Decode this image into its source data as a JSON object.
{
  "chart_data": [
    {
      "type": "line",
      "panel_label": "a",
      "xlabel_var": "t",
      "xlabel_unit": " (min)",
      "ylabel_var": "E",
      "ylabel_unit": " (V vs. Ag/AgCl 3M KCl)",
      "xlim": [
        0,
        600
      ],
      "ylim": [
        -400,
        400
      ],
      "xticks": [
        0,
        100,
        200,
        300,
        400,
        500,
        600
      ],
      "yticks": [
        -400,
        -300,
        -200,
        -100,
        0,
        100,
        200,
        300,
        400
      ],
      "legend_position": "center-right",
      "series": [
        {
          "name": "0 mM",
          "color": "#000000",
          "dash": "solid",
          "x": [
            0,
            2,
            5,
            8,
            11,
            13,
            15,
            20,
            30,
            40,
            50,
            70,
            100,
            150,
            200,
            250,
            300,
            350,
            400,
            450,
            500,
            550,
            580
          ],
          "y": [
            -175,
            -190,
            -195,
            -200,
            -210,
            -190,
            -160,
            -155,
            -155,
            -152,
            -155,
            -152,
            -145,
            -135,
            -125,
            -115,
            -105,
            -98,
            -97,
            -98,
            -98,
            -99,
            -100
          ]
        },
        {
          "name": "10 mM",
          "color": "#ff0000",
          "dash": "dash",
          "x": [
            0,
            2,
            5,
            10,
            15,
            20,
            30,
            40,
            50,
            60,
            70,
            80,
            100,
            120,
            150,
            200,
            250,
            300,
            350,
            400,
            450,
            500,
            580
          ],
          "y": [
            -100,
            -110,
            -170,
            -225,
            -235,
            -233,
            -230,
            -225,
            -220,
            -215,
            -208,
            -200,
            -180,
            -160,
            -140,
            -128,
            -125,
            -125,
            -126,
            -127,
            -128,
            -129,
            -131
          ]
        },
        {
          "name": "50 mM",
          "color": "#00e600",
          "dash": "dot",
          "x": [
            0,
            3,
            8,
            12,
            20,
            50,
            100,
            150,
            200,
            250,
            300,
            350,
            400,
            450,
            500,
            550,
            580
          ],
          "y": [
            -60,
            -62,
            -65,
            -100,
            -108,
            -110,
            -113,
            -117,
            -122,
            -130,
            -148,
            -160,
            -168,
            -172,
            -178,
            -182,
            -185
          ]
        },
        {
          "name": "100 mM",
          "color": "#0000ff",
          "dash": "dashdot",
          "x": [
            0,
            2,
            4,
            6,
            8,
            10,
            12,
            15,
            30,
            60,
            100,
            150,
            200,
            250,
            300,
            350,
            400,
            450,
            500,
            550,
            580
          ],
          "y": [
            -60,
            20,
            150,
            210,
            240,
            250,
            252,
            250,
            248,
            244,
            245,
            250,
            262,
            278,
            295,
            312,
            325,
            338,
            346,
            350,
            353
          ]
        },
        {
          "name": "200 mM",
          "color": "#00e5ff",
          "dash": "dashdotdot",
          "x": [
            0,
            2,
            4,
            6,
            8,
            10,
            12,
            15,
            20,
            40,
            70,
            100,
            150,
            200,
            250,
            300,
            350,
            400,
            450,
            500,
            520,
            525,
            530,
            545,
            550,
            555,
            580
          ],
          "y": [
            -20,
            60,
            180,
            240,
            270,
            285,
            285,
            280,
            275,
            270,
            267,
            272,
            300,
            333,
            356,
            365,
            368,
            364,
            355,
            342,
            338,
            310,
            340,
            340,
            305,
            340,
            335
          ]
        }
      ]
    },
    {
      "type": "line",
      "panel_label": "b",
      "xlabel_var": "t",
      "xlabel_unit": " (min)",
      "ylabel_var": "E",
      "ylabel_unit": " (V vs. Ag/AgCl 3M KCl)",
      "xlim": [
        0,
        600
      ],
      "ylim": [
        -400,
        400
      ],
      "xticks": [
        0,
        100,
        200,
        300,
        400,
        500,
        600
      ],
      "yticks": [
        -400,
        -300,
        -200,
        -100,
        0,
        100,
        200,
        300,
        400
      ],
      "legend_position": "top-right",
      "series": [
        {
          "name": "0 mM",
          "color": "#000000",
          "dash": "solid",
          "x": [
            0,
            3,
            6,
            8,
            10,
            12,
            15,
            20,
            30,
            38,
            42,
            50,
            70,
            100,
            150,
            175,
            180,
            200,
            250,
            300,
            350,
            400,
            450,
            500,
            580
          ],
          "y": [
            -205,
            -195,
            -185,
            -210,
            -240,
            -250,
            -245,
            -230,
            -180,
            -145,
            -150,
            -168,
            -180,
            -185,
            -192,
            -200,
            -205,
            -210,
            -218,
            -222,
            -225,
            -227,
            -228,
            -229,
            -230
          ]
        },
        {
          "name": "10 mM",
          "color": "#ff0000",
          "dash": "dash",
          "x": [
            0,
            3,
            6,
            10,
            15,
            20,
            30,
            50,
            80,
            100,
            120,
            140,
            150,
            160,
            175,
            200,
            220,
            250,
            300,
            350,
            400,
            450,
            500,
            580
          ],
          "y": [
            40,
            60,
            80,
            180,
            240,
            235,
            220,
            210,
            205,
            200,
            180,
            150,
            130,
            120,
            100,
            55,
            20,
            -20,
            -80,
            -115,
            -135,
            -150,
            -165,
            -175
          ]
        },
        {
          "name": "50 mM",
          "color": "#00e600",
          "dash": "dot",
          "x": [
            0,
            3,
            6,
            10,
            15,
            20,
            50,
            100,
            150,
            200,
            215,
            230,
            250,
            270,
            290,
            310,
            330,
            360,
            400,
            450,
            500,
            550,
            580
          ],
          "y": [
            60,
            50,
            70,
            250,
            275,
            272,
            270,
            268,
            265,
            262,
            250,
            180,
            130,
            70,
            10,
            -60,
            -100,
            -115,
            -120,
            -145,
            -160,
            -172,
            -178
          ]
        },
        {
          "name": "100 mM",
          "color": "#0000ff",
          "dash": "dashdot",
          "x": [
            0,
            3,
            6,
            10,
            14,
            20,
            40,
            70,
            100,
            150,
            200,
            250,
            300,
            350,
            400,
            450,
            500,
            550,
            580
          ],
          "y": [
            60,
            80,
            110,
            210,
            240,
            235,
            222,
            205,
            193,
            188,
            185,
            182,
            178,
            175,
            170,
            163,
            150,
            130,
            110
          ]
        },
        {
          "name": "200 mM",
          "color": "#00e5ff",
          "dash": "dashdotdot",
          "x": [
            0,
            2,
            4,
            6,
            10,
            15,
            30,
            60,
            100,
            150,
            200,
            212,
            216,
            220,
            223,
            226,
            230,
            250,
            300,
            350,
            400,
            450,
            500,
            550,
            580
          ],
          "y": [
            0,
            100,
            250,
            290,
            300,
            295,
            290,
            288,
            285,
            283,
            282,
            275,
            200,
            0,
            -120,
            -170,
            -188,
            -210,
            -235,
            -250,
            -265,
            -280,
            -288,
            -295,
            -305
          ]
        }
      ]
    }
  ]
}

★ ★ ★ ★ ★

**Set task:**
Extract the listing in its entirety, matching it exactly.

**Answer to the task:**
Decode this image into its source data as a JSON object.
{
  "chart_data": [
    {
      "type": "line",
      "panel_label": "a",
      "xlabel_var": "t",
      "xlabel_unit": " (min)",
      "ylabel_var": "E",
      "ylabel_unit": " (V vs. Ag/AgCl 3M KCl)",
      "xlim": [
        0,
        600
      ],
      "ylim": [
        -400,
        400
      ],
      "xticks": [
        0,
        100,
        200,
        300,
        400,
        500,
        600
      ],
      "yticks": [
        -400,
        -300,
        -200,
        -100,
        0,
        100,
        200,
        300,
        400
      ],
      "legend_position": "center-right",
      "series": [
        {
          "name": "0 mM",
          "color": "#000000",
          "dash": "solid",
          "x": [
            0,
            2,
            5,
            8,
            11,
            13,
            15,
            20,
            30,
            40,
            50,
            70,
            100,
            150,
            200,
            250,
            300,
            350,
            400,
            450,
            500,
            550,
            580
          ],
          "y": [
            -175,
            -190,
            -195,
            -200,
            -210,
            -190,
            -160,
            -155,
            -155,
            -152,
            -155,
            -152,
            -145,
            -135,
            -125,
            -115,
            -105,
            -98,
            -97,
            -98,
            -98,
            -99,
            -100
          ]
        },
        {
          "name": "10 mM",
          "color": "#ff0000",
          "dash": "dash",
          "x": [
            0,
            2,
            5,
            10,
            15,
            20,
            30,
            40,
            50,
            60,
            70,
            80,
            100,
            120,
            150,
            200,
            250,
            300,
            350,
            400,
            450,
            500,
            580
          ],
          "y": [
            -100,
            -110,
            -170,
            -225,
            -235,
            -233,
            -230,
            -225,
            -220,
            -215,
            -208,
            -200,
            -180,
            -160,
            -140,
            -128,
            -125,
            -125,
            -126,
            -127,
            -128,
            -129,
            -131
          ]
        },
        {
          "name": "50 mM",
          "color": "#00e600",
          "dash": "dot",
          "x": [
            0,
            3,
            8,
            12,
            20,
            50,
            100,
            150,
            200,
            250,
            300,
            350,
            400,
            450,
            500,
            550,
            580
          ],
          "y": [
            -60,
            -62,
            -65,
            -100,
            -108,
            -110,
            -113,
            -117,
            -122,
            -130,
            -148,
            -160,
            -168,
            -172,
            -178,
            -182,
            -185
          ]
        },
        {
          "name": "100 mM",
          "color": "#0000ff",
          "dash": "dashdot",
          "x": [
            0,
            2,
            4,
            6,
            8,
            10,
            12,
            15,
            30,
            60,
            100,
            150,
            200,
            250,
            300,
            350,
            400,
            450,
            500,
            550,
            580
          ],
          "y": [
            -60,
            20,
            150,
            210,
            240,
            250,
            252,
            250,
            248,
            244,
            245,
            250,
            262,
            278,
            295,
            312,
            325,
            338,
            346,
            350,
            353
          ]
        },
        {
          "name": "200 mM",
          "color": "#00e5ff",
          "dash": "dashdotdot",
          "x": [
            0,
            2,
            4,
            6,
            8,
            10,
            12,
            15,
            20,
            40,
            70,
            100,
            150,
            200,
            250,
            300,
            350,
            400,
            450,
            500,
            520,
            525,
            530,
            545,
            550,
            555,
            580
          ],
          "y": [
            -20,
            60,
            180,
            240,
            270,
            285,
            285,
            280,
            275,
            270,
            267,
            272,
            300,
            333,
            356,
            365,
            368,
            364,
            355,
            342,
            338,
            310,
            340,
            340,
            305,
            340,
            335
          ]
        }
      ]
    },
    {
      "type": "line",
      "panel_label": "b",
      "xlabel_var": "t",
      "xlabel_unit": " (min)",
      "ylabel_var": "E",
      "ylabel_unit": " (V vs. Ag/AgCl 3M KCl)",
      "xlim": [
        0,
        600
      ],
      "ylim": [
        -400,
        400
      ],
      "xticks": [
        0,
        100,
        200,
        300,
        400,
        500,
        600
      ],
      "yticks": [
        -400,
        -300,
        -200,
        -100,
        0,
        100,
        200,
        300,
        400
      ],
      "legend_position": "top-right",
      "series": [
        {
          "name": "0 mM",
          "color": "#000000",
          "dash": "solid",
          "x": [
            0,
            3,
            6,
            8,
            10,
            12,
            15,
            20,
            30,
            38,
            42,
            50,
            70,
            100,
            150,
            175,
            180,
            200,
            250,
            300,
            350,
            400,
            450,
            500,
            580
          ],
          "y": [
            -205,
            -195,
            -185,
            -210,
            -240,
            -250,
            -245,
            -230,
            -180,
            -145,
            -150,
            -168,
            -180,
            -185,
            -192,
            -200,
            -205,
            -210,
            -218,
            -222,
            -225,
            -227,
            -228,
            -229,
            -230
          ]
        },
        {
          "name": "10 mM",
          "color": "#ff0000",
          "dash": "dash",
          "x": [
            0,
            3,
            6,
            10,
            15,
            20,
            30,
            50,
            80,
            100,
            120,
            140,
            150,
            160,
            175,
            200,
            220,
            250,
            300,
            350,
            400,
            450,
            500,
            580
          ],
          "y": [
            40,
            60,
            80,
            180,
            240,
            235,
            220,
            210,
            205,
            200,
            180,
            150,
            130,
            120,
            100,
            55,
            20,
            -20,
            -80,
            -115,
            -135,
            -150,
            -165,
            -175
          ]
        },
        {
          "name": "50 mM",
          "color": "#00e600",
          "dash": "dot",
          "x": [
            0,
            3,
            6,
            10,
            15,
            20,
            50,
            100,
            150,
            200,
            215,
            230,
            250,
            270,
            290,
            310,
            330,
            360,
            400,
            450,
            500,
            550,
            580
          ],
          "y": [
            60,
            50,
            70,
            250,
            275,
            272,
            270,
            268,
            265,
            262,
            250,
            180,
            130,
            70,
            10,
            -60,
            -100,
            -115,
            -120,
            -145,
            -160,
            -172,
            -178
          ]
        },
        {
          "name": "100 mM",
          "color": "#0000ff",
          "dash": "dashdot",
          "x": [
            0,
            3,
            6,
            10,
            14,
            20,
            40,
            70,
            100,
            150,
            200,
            250,
            300,
            350,
            400,
            450,
            500,
            550,
            580
          ],
          "y": [
            60,
            80,
            110,
            210,
            240,
            235,
            222,
            205,
            193,
            188,
            185,
            182,
            178,
            175,
            170,
            163,
            150,
            130,
            110
          ]
        },
        {
          "name": "200 mM",
          "color": "#00e5ff",
          "dash": "dashdotdot",
          "x": [
            0,
            2,
            4,
            6,
            10,
            15,
            30,
            60,
            100,
            150,
            200,
            212,
            216,
            220,
            223,
            226,
            230,
            250,
            300,
            350,
            400,
            450,
            500,
            550,
            580
          ],
          "y": [
            0,
            100,
            250,
            290,
            300,
            295,
            290,
            288,
            285,
            283,
            282,
            275,
            200,
            0,
            -120,
            -170,
            -188,
            -210,
            -235,
            -250,
            -265,
            -280,
            -288,
            -295,
            -305
          ]
        }
      ]
    }
  ]
}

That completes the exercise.